SHORT EXERCISE: Scan the entries and tally the lines that include the string "series". Reply with the figure alone.

Records from a collection of figures:
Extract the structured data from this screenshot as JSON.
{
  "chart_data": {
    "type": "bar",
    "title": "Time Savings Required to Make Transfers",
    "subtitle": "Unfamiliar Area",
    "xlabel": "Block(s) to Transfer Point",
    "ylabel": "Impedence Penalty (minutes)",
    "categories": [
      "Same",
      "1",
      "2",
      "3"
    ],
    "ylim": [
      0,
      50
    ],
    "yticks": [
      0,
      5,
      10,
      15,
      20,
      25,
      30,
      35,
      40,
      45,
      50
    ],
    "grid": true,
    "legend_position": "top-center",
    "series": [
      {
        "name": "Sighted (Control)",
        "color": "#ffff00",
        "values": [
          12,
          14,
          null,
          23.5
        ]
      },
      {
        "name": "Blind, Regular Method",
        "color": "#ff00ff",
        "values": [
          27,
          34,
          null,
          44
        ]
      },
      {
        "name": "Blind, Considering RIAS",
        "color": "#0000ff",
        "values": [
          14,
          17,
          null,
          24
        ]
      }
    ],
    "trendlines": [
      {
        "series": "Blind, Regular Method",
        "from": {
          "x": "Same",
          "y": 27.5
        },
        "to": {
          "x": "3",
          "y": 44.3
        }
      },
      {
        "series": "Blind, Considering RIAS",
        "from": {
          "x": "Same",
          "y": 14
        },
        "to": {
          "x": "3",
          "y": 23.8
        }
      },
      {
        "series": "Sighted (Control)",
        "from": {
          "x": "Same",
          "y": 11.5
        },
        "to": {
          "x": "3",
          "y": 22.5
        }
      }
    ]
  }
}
==
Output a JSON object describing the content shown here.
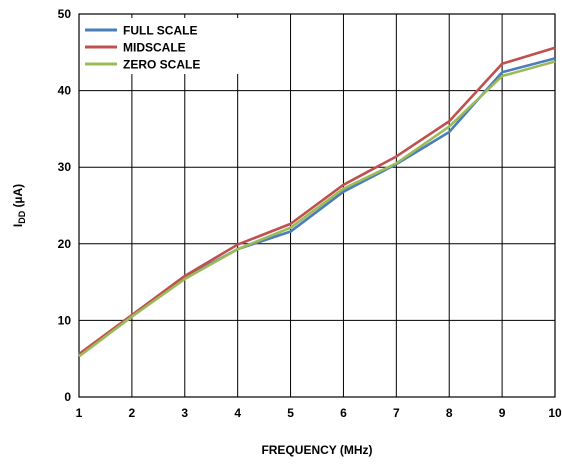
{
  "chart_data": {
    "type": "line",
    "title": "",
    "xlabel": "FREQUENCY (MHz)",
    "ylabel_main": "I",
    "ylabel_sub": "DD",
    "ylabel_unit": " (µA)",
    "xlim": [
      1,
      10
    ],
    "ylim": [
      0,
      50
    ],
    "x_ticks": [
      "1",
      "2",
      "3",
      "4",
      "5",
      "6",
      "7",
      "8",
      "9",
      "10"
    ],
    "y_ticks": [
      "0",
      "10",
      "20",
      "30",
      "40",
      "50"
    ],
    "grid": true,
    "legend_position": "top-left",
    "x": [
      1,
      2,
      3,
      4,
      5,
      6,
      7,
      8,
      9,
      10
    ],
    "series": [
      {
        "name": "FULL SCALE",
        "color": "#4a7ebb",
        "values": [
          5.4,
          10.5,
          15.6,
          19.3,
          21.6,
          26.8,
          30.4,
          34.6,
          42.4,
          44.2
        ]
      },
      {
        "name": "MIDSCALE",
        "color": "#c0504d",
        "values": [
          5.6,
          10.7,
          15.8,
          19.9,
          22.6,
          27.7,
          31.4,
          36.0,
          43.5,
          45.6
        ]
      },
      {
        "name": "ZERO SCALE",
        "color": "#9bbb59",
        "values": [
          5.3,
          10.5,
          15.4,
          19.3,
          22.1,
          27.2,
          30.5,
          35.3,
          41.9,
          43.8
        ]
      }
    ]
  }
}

PROBLEM SOLUTION: 5